**WHAT IS BEING ASKED**
Repeat the passage on arbitration word for word, between "The Supreme Court reaffirmed" and "efficacy of arbitration.", inclusive.

>> start PROVIDED PASSAGE

The Apex Court overturned the finding rendered by the Delhi High Court that pursuant to insertion of section 11(6-A), the scope of enquiry by the Court was confined to ascertaining whether a binding arbitration agreement exists between the parties. The 2019 Amendment to the Arbitration Act has deleted section 11(6A). The SC in Vidya Drolia v. Durga Trading Corporation, has clarified that the rationale behind the insertion of section 11(6A) of the Arbitration Act would continue to apply and guide the Courts on its scope of jurisdiction the pre-arbitration stage.
The contract stipulated that only notified claims of the contractor included in the Final Bill could be referred to arbitration and the decision by the General Manager of Indian Oil Corporation Limited (‘IOCL’) regarding whether or not a claim is a ‘notified claim’ was to be decided by him prior to the arbitration proceedings. The Supreme Court held that if it was decided that a particular claim was not a ‘notified claim’, the claim would be an ‘excepted matter’, excluded from the purview of arbitration.
The Delhi High Court judgment, which was challenged before the Supreme Court had, held that where there is a dispute regarding the decision by the General Manager regarding whether a claim could be categorised as ‘notified claims’, the same was best left to be adjudicated by the Arbitral Tribunal. The High Court further held that unless there was an “open and shut case” that a particular dispute did not fall within the ambit of the arbitration agreement, the matter would have to be resolved by an Arbitral Tribunal. The Court would allow the tribunal to conclude on the matter given the doctrine of Kompetenz Kompetenz, recognised under section 16 of the Act.
The current judgment by the Supreme Court is significant and, at the same time, raises several concerns.
The 246th Law Commission Report suggested amendments to section 11 of the Arbitration Act as it was observed that a lot of time is spent on the appointment of arbitrators right at the outset of the proceedings, and thus, applications under section 11 were kept pending for many years.
Implementing this amendment, section 11(6A) was introduced in the Arbitration Act, which restricted the scope of the Court’s power requiring it only to examine whether an arbitration agreement exists at the stage of the section 11 proceedings. The Apex Court spelled out the Court’s limited jurisdiction in its judgment in Duro Felguera S.A. v. Gangavaram Port Limited, wherein the Court specifically noted that while the scope of power under section 11(6) was considerably wide based on the decisions in SBP & Co. v. Patel Engg Limited and National Insurance Co. Ltd v. Boghara Polyfab (P) Ltd. However, the legislative policy and purpose of the amendment to minimise the Court’s intervention was required to be respected. The decision in Duro Felguera S.A. was subsequently affirmed by the three-judge decision in Mayavati Trading Private Limited v. Pradyuat Deb Burman.
The Supreme Court reaffirmed the general principle in Vidya Drolia v. Durga Trading Corporation that the arbitral tribunal is the preferred first authority to determine and decide all questions of non-arbitrability. The Court, at the stage of section 8 or 11 proceedings, is not required to enter into a mini-trial or elaborate review to usurp the jurisdiction of the tribunal but would rather affirm and uphold the integrity and efficacy of arbitration.
However, the present judgment by the Supreme Court has held that even at the stage of deciding section 11 application, the Court could prima facie consider the aspect regarding ‘accord and satisfaction’ of the claims. The Court could also decide whether the dispute is non-arbitrable or falls within the excepted clause if the facts were “very clear and glaring” and the clauses in the agreement were specific.

>> end PROVIDED PASSAGE
>> start DATA

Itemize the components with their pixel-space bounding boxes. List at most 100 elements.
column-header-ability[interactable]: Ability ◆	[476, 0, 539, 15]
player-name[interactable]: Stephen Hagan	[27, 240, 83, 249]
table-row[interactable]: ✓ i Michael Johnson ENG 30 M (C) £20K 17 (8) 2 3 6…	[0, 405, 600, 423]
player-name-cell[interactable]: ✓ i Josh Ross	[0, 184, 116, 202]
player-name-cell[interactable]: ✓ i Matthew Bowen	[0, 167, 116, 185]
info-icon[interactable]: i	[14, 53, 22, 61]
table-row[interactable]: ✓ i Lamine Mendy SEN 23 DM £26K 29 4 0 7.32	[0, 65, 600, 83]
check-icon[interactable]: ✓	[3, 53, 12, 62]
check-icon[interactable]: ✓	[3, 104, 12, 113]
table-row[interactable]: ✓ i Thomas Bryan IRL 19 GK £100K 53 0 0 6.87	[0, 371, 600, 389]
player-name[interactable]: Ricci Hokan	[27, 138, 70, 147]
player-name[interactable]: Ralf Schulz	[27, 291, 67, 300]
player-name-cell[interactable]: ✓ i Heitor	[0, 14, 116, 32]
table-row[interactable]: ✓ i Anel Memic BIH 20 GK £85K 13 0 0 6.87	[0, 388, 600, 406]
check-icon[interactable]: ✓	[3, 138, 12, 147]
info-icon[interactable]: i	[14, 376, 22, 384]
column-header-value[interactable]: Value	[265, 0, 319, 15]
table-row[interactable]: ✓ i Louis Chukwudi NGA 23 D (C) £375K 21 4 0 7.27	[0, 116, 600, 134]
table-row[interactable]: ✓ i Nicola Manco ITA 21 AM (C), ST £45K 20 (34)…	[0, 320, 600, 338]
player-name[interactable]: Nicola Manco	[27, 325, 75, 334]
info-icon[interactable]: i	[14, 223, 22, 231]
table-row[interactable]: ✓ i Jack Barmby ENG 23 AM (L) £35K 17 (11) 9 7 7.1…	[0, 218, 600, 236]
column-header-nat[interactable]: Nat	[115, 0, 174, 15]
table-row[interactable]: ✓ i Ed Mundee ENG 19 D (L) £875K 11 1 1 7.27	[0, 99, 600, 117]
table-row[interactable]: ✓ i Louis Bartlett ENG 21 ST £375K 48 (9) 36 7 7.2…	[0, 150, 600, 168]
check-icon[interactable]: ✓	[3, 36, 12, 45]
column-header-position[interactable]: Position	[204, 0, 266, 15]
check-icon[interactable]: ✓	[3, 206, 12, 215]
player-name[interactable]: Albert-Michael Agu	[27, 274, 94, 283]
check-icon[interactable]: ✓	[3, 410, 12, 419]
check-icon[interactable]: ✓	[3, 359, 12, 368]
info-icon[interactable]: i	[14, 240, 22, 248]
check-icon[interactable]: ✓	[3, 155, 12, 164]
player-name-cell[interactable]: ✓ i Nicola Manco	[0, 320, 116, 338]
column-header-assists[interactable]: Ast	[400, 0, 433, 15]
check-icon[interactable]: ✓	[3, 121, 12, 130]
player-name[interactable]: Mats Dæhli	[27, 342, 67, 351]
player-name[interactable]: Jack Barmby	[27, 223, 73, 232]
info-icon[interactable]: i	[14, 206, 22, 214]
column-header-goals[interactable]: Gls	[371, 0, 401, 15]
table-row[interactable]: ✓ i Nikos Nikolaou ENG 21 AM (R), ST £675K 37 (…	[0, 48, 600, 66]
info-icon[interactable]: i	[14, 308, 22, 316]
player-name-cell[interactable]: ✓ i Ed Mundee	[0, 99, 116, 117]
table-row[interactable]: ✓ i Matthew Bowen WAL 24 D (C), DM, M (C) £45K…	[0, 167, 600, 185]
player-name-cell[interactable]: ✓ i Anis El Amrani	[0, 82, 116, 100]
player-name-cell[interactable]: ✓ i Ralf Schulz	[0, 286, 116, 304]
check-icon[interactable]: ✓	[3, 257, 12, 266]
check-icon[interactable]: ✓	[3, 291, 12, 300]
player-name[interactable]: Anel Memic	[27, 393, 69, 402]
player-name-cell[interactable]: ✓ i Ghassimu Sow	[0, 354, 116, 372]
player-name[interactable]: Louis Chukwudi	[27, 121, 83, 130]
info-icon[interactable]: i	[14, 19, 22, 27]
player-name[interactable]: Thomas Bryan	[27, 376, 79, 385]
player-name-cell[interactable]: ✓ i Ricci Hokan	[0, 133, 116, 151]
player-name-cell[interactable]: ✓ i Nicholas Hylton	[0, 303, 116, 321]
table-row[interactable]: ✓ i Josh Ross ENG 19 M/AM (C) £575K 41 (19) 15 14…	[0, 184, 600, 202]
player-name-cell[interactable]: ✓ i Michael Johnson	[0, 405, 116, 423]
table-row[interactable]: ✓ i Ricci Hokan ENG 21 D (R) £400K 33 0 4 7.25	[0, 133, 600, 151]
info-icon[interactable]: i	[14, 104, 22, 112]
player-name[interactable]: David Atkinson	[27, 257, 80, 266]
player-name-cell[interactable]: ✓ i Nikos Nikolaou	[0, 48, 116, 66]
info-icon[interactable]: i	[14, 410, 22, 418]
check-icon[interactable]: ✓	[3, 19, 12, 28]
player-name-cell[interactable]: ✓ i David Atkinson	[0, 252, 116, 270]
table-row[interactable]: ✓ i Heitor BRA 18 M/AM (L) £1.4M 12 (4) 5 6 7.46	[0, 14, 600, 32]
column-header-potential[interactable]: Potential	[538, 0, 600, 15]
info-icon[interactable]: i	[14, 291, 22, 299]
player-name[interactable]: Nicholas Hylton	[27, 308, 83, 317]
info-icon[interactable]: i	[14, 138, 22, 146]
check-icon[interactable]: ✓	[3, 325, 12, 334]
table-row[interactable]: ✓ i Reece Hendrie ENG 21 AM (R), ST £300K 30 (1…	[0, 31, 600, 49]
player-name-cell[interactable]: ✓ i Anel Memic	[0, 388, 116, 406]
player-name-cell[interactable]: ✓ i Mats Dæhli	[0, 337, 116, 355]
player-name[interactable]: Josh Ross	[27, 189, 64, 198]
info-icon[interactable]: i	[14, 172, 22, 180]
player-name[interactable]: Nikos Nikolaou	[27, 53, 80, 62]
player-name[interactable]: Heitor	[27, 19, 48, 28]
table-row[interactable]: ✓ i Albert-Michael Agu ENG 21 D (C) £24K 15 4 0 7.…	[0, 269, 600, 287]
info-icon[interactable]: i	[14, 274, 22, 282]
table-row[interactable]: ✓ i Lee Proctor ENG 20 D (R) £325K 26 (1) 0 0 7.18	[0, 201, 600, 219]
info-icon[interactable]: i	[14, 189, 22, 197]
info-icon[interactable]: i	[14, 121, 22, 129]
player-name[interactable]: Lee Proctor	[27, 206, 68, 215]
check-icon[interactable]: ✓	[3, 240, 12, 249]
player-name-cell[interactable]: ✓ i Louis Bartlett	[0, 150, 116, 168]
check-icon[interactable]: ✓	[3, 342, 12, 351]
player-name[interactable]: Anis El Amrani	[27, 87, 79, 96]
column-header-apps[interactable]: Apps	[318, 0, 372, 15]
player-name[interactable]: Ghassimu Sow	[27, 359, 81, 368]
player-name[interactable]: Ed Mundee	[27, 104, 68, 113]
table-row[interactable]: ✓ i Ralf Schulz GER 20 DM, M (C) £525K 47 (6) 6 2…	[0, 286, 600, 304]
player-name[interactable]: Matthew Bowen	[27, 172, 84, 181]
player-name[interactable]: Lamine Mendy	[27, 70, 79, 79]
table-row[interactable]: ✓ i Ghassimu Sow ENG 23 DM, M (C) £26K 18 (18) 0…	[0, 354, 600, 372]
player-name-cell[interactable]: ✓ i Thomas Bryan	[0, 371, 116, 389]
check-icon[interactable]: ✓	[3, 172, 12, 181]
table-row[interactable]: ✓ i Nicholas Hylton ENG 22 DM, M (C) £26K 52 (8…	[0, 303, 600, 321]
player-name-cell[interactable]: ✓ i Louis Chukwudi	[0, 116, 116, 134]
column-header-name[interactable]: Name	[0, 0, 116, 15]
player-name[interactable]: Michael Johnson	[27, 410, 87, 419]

>> end DATA

**PROBLEM SOLUTION**
The Supreme Court reaffirmed the general principle in Vidya Drolia v. Durga Trading Corporation that the arbitral tribunal is the preferred first authority to determine and decide all questions of non-arbitrability. The Court, at the stage of section 8 or 11 proceedings, is not required to enter into a mini-trial or elaborate review to usurp the jurisdiction of the tribunal but would rather affirm and uphold the integrity and efficacy of arbitration.